-- Direction 1 --
From the records, copy every line starting with the line that contains "role-chip-ziyu[interactable]: 梓御 [357, 1092, 435, 1134]" and going on through the line that contains "send-button[interactable]: 发送 [504, 1144, 590, 1196]", reproducing each one without alteration.

-- Selected excerpt --
╭──
# Pole Barn question



## Dan Rogers (Jun 29, 2008)

I'm putting up a pole barn that has 6x6 pressure treated posts.  I live in South Florida and my soil is very moist and I've read where some people coat the bottom of their posts with roofing tar to provide additional rot protection.  Has anyone done this and is it worth it?  I assume the tar wouldn't have any reaction/problem with the concrete.


----------



## jdgator (Jun 29, 2008)

I don't think you want to put the untreated wood in concrete... Seems like all that locked-in moisture would rot the wood. I would go to your local hardware and ask what they recommend.


----------



## Doyle (Jun 29, 2008)

I've never heard of doing that.  You can buy various grades of PT posts.   The stuff sold at Home Depot/Lowes will either be "above ground" or "ground contact".  If you go to the lumber yard, you can get "subsurface grade" or "marine".   The marine stuff is pretty expensive.  The stuff made for subsurface has more of the preservative stuff (used to be CCA but I think that has been phased out).


----------



## debo (Jun 29, 2008)

I've heard of it to.  But it seems if the post wick's moisture it would act like a bucket and not let the water out and rot the post eventually.  I built a polebarn about 6 years ago and just concreted around the post but a buddy of mine builds houses and he said that is fine.  But of course i am not living in Flordia with your soil.Good luck with the Hurricanes i would say that would be your worst problem.
╰──
-- Stored rows --
╭──
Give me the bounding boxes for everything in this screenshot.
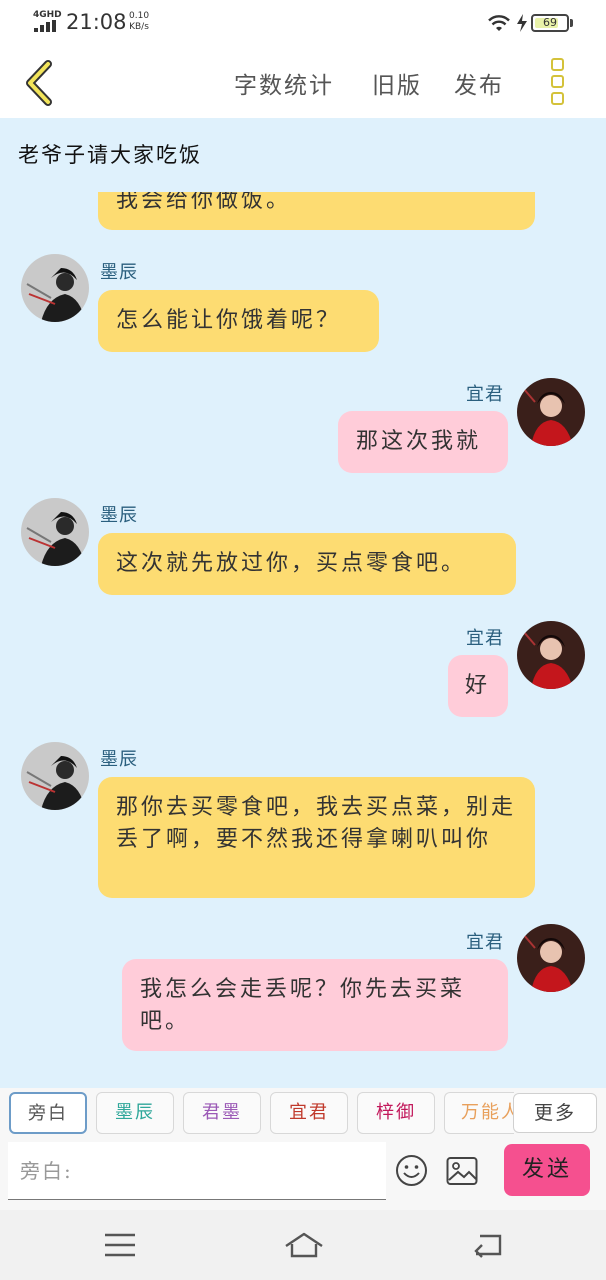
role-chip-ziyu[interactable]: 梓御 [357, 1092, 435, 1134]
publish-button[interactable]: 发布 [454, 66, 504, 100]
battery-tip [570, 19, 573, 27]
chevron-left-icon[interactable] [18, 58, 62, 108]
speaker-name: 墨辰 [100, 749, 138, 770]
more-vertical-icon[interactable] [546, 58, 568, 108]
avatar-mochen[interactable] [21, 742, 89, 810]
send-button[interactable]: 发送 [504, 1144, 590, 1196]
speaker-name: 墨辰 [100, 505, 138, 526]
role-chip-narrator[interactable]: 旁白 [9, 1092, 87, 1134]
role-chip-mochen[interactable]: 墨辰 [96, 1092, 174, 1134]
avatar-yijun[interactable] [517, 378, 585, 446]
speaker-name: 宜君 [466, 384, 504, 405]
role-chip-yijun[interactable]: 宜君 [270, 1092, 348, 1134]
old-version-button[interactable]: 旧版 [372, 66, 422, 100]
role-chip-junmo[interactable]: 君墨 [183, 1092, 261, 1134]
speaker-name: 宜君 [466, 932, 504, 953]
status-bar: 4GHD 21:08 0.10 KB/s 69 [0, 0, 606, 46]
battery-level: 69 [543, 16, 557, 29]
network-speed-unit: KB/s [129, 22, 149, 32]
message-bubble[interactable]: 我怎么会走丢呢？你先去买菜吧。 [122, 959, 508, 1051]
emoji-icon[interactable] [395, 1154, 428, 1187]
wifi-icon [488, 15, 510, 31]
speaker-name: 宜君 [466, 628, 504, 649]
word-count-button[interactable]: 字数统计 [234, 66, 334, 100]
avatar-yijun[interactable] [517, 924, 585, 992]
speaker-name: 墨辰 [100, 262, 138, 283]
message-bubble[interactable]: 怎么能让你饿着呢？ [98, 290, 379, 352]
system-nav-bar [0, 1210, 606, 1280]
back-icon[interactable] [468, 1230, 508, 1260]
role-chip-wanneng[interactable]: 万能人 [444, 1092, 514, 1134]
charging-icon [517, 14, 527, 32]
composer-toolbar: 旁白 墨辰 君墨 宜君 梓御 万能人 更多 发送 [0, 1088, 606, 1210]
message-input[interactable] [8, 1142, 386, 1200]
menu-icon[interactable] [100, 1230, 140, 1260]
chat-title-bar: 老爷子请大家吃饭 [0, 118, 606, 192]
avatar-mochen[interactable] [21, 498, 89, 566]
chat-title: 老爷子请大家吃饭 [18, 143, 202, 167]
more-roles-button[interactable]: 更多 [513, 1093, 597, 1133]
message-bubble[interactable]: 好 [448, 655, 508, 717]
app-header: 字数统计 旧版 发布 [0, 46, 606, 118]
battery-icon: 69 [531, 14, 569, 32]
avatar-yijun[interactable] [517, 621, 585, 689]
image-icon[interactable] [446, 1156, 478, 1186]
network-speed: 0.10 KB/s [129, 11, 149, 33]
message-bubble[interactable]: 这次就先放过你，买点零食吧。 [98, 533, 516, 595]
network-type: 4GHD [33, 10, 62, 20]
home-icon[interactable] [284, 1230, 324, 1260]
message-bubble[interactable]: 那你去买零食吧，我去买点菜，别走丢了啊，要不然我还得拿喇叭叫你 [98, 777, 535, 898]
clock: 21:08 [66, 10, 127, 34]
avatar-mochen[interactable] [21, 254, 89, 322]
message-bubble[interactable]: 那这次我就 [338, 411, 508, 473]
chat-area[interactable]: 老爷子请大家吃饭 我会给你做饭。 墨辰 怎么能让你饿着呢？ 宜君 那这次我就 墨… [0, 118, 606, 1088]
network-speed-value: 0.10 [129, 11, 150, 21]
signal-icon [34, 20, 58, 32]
╰──
-- Direction 2 --
Proceed with the forum thread on pole barn posts, picking up after its final sentence.

-- Reply 1 --
role-chip-ziyu[interactable]: 梓御 [357, 1092, 435, 1134]
publish-button[interactable]: 发布 [454, 66, 504, 100]
battery-tip [570, 19, 573, 27]
chevron-left-icon[interactable] [18, 58, 62, 108]
speaker-name: 墨辰 [100, 749, 138, 770]
more-vertical-icon[interactable] [546, 58, 568, 108]
avatar-mochen[interactable] [21, 742, 89, 810]
send-button[interactable]: 发送 [504, 1144, 590, 1196]

-- Reply 2 --
----------



## Dan Rogers (Jun 29, 2008)

My barn came as a kit so that I could meet the hurricane code and get a permit.  The plans call for a 4' hole, 12" in diameter, with 30" of concrete below the fill line, so I don't have any choice but to use concrete.  

A neighbor just had a 20 some year old barn torn down due to rotted posts which had also been in concrete and that got me to wondering what else I could do to help avoid a problem down the road.


----------



## bany (Jun 29, 2008)

i may be nuts,but i think putting a decent amount of concrete in first then the pole ,and then fill above the grade a little and angle the concrete you would have a good set-up. don't like the tar idea  much but there is a copper base solution you might use as extra protection.


----------



## jimbo4116 (Jun 30, 2008)

bany said:


> i may be nuts,but i think putting a decent amount of concrete in first then the pole ,and then fill above the grade a little and angle the concrete you would have a good set-up. don't like the tar idea  much but there is a copper base solution you might use as extra protection.



You want the bottom of the pole to be exposed.  The pole will act like a wick.  Moisture from rain and he like will exit the pole from the bottom.  

Place the post in the hole, stabilize in position with a little soil, pour concrete around post. Be sure to mound the concrete so water will run away from the post.

PT lumber is rated by the preservative per lb. per cubic foot of lumber.  You want a rating of 40 or better.  You can further treat by soaking the ends in coppertox.

PT will eventullay decay, check with the manufacter for specs and guarantees.  

But don't waterproof the bottom end of you posts, if anything water proof the exposed area.


----------



## tuffdawg (Jun 30, 2008)

Why dont you just bolt the post to the top of the concrete? Think the brackets range from $8-10 a piece at home depot. Just as sturdy as cementing them. 

When you concrete them in, the few years downt he road, when you have to replace them, you have to cut them off even with the concrete. Then you have an ugly  hole there.


----------



## tuffdawg (Jun 30, 2008)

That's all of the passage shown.